To explore whether PCD signature scores could predict the therapeutic efficacy of chemotherapy in UVM, GSDC database were used to analyze the correlation between risk scores and chemotherapeutic drugs. Our results showed the most significant positive correlation between risk scores and cisplatin, suggesting higher risk scores was associated with more sensitive to cisplatin. The similar results were found in potential therapeutic implications in high-risk in patients with pancreatic ductal adenocarcinoma using GDSC database (Liu et al. 2023). Furthermore, the sensitivity of UVM to cisplatin was enhanced by inhibiting autophagy-related gene expression (He et al. 2023). Calcium electroporation with Bleomycin induced a significant increase of the apoptosis and a reduction of vascularization in UVM xenograft model (Tsimpaki et al. 2024). To predict clinical response to immune checkpoint blockade based on pre-treatment tumor profiles, the TIDE method was used to predict the response of high- and low-risk score UVM patients to immune checkpoint blockade therapy. Our results showed that TIDE score was significantly lower in high-risk group, suggesting the better immunotherapy responsiveness in the high-risk group. These results were consistent with those of related study, and suggested that TIDE scores were higher in the low-risk UVM group (Nan et al. 2023). On the contrary, bladder cancer patients in low-risk group were more sensitive to immunotherapy (Wu et al. 2022). Furthermore, apoptotic cell death contributed to inducing immune responses in uveal melanoma cells (Carlring et al. 2003).

Document understanding data

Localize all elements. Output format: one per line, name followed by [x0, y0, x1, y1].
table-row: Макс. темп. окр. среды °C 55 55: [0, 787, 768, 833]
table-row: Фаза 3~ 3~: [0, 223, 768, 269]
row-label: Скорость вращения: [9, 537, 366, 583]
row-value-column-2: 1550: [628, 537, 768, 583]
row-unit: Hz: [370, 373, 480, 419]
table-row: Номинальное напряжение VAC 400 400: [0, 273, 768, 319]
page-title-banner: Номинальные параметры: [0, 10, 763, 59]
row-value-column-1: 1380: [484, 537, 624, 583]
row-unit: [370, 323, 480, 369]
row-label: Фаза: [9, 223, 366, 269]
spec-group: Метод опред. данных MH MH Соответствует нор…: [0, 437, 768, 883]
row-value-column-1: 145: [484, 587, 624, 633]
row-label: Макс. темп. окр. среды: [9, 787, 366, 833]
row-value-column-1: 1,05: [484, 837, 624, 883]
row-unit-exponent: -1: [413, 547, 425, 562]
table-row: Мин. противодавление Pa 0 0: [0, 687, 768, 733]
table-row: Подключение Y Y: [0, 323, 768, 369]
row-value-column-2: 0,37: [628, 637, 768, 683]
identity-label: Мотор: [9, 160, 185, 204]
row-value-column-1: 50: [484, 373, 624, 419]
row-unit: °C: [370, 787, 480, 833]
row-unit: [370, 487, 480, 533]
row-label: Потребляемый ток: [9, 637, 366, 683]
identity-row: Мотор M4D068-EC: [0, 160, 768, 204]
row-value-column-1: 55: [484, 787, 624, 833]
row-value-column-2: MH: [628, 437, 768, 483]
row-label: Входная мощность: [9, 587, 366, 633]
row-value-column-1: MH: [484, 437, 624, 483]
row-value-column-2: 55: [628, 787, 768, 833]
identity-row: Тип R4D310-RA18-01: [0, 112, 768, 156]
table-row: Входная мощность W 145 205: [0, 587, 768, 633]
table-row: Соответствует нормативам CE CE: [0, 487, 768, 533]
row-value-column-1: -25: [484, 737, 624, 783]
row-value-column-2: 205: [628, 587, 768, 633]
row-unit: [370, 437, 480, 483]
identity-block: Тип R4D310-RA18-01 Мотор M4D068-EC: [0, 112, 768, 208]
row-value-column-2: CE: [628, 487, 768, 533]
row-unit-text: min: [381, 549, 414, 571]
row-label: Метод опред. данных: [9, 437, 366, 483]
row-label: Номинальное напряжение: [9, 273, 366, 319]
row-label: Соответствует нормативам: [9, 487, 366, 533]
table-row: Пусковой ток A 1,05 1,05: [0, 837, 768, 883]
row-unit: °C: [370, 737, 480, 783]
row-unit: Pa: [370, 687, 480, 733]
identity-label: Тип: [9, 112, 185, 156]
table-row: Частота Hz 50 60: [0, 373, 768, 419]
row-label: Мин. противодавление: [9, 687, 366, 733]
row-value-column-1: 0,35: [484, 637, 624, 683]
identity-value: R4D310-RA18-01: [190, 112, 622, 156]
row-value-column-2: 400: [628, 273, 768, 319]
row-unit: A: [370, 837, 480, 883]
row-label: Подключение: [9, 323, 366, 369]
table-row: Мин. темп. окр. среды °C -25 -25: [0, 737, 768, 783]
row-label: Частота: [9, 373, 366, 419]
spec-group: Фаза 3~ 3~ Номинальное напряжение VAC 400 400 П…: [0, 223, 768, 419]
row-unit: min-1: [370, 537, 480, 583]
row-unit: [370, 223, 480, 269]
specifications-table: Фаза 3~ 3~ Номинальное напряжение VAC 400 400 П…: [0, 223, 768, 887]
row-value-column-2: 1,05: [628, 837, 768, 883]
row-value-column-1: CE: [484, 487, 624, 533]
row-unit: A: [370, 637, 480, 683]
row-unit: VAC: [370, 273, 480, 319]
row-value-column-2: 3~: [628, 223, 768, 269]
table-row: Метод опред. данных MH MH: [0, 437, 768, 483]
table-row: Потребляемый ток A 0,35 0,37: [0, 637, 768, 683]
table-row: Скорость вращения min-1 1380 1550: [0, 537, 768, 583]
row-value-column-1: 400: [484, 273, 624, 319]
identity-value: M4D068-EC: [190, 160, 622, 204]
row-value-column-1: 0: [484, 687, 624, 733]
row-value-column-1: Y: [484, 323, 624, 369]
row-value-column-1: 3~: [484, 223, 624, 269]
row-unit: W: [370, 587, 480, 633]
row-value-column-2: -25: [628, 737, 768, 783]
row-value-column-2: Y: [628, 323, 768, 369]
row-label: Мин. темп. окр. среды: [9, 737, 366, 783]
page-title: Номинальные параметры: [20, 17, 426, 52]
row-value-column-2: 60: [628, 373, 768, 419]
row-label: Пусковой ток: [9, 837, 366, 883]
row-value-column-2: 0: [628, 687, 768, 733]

▸ Exercises to complete
1) Condense the paragraph of the passage on PCD signature scores in UVM that begins "To explore whether PCD signature scores" into a short bulleted list that keeps its main findings and citations.
2) Pick up the passage on PCD risk scores and treatment response in UVM right after its final sentence, and continue it.

▸ Responses in order
1)
- Risk scores correlated most strongly and positively with cisplatin, suggesting that higher risk scores go with greater cisplatin sensitivity. Similar findings were reported for high-risk pancreatic ductal adenocarcinoma (Liu et al. 2023).
- Inhibiting autophagy-related gene expression enhanced the cisplatin sensitivity of UVM (He et al. 2023).
- Calcium electroporation with Bleomycin significantly increased apoptosis and reduced vascularization in a UVM xenograft model (Tsimpaki et al. 2024).
- The TIDE score was significantly lower in the high-risk group, suggesting better immunotherapy response there. This is consistent with Nan et al. 2023, which found higher TIDE scores in the low-risk UVM group.
- By contrast, low-risk bladder cancer patients were more sensitive to immunotherapy (Wu et al. 2022).
- Apoptotic cell death contributed to inducing immune responses in uveal melanoma cells (Carlring et al. 2003).

2)
Therefore, there were serve limitation in our study. Firstly, the public databases were inevitably limited by an inherent case selection bias. More large-scale prospective were needed to confirm our results. Furthermore, although the roles of HMOX1 in proliferation and apoptosis were investigated in UVM cells, more functional experiments in vivo or in vitro are further needed to verify the roles of PCD-related signature genes.

Conclusion

We established a novel risk model for UVM patients, constituting by an 8-PCD signature (CCR5, HMOX1, CTSC, CD5, BCL3, CDH1, TYROBP and CD38). We also found that the PCD prognostic signature was related to tumor immune microenvironment, clinical features, drug sensitivity, and prognosis. The effects of HMOX1 on the proliferation and apoptosis were investigated in UVM cells. Moveover, fer-1 completely protected UVM cells from apoptosis and necrosis caused by OE-HMOX1. Our results provided insight into the potential clinical implications of PCD prognostic signature, inferring that PCD signature genes may be the potential therapeutic target for UVM patients.